[Collection entries]

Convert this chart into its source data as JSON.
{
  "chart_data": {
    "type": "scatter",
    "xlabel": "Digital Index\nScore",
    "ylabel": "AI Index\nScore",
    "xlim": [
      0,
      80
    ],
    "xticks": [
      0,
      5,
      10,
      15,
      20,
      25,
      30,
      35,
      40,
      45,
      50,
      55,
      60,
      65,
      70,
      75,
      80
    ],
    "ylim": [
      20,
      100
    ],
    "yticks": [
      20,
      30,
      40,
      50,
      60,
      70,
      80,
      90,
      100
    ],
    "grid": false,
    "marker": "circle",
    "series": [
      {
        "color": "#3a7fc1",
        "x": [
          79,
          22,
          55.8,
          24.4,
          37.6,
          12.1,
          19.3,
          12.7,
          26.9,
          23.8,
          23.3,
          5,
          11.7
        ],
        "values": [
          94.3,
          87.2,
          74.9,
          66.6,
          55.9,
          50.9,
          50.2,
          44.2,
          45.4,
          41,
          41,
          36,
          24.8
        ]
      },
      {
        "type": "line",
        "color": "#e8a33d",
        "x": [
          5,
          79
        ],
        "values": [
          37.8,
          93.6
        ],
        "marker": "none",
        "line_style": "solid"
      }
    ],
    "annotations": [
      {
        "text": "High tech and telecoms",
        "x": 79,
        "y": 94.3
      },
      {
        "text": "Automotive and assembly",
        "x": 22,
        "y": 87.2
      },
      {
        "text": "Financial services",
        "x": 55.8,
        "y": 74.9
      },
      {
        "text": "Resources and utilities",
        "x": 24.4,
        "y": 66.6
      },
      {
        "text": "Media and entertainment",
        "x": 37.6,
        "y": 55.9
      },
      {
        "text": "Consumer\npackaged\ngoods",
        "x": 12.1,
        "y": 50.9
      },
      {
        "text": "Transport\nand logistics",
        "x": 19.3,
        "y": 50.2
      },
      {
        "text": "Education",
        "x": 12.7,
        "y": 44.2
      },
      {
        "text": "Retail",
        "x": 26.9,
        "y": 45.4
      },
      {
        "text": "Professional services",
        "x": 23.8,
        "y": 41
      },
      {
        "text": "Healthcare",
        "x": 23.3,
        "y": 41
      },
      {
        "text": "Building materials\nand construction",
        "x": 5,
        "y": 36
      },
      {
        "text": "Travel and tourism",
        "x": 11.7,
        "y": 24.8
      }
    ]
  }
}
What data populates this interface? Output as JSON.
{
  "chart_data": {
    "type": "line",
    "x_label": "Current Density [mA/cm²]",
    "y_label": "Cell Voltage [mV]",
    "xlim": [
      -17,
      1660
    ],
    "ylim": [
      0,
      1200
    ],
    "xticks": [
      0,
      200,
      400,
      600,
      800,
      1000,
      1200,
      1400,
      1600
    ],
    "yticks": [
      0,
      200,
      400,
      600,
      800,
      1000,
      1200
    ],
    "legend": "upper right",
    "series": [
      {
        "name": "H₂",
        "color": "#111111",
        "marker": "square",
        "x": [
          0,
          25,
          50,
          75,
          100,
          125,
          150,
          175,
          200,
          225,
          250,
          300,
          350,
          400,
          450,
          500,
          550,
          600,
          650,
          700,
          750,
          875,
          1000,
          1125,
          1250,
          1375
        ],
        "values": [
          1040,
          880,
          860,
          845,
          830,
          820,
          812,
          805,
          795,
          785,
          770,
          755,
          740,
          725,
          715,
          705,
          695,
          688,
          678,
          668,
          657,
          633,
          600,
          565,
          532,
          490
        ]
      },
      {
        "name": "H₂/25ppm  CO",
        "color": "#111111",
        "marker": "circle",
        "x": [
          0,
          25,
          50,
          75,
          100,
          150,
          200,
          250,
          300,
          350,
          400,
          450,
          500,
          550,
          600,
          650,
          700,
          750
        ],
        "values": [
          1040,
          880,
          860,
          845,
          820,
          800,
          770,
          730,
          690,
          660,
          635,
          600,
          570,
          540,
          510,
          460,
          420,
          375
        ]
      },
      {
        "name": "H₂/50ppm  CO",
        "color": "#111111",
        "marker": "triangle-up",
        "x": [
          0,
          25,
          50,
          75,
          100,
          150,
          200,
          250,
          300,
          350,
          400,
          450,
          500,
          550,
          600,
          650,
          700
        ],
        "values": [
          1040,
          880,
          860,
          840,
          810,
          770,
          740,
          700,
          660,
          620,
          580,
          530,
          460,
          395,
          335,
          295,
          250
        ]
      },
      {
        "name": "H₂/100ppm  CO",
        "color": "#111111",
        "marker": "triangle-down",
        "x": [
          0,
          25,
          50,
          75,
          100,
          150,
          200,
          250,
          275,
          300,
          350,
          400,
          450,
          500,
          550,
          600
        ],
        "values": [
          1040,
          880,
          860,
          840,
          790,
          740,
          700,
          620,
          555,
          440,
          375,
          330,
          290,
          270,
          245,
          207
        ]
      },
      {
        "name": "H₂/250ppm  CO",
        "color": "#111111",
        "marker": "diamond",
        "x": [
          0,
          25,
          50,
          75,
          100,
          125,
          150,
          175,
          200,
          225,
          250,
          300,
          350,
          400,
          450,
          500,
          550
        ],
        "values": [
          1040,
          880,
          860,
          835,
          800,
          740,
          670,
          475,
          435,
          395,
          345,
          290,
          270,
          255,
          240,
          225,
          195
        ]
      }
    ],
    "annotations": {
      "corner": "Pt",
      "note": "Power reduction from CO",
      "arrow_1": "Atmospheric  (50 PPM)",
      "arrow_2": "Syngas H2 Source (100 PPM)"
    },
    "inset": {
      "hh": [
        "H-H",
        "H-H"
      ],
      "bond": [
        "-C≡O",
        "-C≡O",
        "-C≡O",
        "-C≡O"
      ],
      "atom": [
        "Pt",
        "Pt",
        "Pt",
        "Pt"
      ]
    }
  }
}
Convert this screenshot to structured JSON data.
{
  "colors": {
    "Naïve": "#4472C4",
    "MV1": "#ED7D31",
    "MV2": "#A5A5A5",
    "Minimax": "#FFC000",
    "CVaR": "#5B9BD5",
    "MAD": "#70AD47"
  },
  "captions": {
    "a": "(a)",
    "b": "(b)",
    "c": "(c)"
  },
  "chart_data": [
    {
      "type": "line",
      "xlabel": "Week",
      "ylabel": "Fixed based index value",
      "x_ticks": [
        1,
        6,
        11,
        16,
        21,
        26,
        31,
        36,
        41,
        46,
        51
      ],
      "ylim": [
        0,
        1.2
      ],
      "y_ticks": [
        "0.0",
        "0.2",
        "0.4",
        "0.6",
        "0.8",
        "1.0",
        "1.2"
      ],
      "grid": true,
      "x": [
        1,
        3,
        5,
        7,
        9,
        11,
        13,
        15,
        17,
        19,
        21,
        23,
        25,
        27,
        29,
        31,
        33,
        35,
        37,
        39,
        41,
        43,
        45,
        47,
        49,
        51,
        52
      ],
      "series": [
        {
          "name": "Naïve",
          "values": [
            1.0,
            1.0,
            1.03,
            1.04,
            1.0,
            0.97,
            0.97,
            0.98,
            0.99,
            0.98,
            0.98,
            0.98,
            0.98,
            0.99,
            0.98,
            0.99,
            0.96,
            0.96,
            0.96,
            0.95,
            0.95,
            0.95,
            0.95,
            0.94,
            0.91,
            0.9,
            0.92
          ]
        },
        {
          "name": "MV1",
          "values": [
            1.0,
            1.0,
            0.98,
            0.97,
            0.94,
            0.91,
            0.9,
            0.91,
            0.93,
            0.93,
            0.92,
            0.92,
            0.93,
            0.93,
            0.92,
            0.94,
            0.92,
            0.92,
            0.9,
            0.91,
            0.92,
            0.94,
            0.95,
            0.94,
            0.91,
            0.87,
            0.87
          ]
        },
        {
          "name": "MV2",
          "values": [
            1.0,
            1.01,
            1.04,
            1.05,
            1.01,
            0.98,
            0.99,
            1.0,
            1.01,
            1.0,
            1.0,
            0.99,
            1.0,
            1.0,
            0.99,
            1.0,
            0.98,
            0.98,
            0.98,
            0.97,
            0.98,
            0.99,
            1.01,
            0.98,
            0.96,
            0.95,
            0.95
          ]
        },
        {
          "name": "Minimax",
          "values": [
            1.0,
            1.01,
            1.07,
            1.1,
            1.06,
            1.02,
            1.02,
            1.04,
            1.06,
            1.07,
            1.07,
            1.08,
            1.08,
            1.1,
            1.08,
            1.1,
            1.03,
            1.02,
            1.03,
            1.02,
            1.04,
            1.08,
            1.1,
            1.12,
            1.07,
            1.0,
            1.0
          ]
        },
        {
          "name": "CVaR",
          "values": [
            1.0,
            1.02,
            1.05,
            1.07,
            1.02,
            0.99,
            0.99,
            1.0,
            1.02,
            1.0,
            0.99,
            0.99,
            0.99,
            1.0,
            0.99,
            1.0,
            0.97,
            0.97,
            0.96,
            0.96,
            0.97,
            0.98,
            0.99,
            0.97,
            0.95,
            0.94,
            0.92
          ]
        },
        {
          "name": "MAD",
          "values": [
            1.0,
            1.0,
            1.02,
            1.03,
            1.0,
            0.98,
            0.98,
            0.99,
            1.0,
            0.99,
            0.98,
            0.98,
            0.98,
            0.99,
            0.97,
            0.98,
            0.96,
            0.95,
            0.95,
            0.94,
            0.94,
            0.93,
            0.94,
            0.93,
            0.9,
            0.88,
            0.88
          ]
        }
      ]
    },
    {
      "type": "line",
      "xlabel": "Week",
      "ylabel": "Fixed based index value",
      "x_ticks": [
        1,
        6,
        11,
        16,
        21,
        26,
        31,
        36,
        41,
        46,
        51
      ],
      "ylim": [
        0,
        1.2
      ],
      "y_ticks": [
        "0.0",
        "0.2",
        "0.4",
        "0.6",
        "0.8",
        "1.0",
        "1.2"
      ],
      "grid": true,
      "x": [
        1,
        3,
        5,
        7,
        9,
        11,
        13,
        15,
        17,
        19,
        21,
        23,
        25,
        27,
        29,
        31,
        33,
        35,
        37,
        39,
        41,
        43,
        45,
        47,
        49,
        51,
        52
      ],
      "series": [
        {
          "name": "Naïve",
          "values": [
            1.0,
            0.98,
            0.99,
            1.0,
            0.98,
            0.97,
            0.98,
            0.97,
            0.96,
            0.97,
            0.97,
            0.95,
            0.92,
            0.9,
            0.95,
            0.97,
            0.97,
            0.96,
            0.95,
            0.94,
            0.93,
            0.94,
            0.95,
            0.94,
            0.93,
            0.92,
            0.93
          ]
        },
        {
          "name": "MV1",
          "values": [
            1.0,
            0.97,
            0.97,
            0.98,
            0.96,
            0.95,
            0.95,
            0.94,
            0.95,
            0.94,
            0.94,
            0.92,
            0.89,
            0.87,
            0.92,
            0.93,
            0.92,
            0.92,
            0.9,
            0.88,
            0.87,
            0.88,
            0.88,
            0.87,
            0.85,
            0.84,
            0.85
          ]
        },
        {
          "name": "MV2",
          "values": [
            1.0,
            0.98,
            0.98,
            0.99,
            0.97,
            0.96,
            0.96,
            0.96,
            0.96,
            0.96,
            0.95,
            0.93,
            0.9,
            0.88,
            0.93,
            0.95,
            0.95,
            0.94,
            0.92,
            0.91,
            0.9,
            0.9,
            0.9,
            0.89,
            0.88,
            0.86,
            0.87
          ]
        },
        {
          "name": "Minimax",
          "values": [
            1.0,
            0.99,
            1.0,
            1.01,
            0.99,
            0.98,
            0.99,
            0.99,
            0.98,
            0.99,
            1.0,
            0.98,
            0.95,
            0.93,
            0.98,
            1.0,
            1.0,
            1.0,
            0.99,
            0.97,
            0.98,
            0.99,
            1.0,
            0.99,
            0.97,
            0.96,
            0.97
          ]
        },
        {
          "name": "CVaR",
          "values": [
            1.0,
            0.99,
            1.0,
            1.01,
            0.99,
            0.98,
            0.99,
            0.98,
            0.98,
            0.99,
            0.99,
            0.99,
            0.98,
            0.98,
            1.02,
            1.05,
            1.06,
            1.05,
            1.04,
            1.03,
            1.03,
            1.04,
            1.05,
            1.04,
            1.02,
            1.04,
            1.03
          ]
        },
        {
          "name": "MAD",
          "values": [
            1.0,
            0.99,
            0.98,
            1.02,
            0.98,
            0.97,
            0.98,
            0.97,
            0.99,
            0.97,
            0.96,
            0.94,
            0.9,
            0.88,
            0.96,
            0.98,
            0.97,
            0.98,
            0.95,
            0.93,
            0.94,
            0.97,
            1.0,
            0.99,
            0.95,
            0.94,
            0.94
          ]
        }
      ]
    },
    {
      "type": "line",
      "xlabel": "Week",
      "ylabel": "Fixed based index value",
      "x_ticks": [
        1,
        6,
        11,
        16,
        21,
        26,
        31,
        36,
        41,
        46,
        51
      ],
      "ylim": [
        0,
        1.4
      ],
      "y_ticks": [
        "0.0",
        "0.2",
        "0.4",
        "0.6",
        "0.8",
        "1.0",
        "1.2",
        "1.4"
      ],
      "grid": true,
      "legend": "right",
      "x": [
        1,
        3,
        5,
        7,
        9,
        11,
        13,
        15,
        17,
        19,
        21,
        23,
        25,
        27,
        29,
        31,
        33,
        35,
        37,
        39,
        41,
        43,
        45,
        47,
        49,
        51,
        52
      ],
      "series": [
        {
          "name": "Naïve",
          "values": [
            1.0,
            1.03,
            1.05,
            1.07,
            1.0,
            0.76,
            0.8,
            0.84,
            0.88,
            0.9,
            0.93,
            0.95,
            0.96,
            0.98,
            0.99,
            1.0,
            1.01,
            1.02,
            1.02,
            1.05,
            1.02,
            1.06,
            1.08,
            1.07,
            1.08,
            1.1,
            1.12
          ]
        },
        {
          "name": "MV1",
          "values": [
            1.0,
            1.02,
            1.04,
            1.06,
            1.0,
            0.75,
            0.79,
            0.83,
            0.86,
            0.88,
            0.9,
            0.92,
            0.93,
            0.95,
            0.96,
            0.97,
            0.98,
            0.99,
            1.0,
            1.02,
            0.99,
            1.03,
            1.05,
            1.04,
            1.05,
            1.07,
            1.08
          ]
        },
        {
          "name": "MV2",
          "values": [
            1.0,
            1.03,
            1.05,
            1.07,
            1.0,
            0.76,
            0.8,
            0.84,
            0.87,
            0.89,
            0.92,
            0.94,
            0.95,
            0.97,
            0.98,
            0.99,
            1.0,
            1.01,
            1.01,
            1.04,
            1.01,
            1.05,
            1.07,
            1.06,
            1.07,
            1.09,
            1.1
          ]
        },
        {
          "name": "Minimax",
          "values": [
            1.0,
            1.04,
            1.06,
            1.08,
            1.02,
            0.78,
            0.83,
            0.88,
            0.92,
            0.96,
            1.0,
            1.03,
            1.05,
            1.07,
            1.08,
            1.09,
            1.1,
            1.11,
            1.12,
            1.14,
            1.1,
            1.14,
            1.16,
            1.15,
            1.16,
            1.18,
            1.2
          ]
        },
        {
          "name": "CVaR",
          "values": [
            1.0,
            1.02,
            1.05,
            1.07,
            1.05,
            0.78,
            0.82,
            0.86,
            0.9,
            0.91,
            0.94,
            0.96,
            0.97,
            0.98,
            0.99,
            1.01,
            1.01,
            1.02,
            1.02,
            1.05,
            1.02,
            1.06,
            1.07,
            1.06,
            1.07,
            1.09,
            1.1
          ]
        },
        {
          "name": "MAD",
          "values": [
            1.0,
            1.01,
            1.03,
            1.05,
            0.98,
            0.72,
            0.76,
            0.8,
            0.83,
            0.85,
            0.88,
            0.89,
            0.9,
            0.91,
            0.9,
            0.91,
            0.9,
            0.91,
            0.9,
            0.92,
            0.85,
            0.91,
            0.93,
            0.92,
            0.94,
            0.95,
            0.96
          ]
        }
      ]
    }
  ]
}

» **To do**: Extract from the data every line where "JSON" shows up.

» **Response to this task**:
Convert this chart into its source data as JSON.
What data populates this interface? Output as JSON.
Convert this screenshot to structured JSON data.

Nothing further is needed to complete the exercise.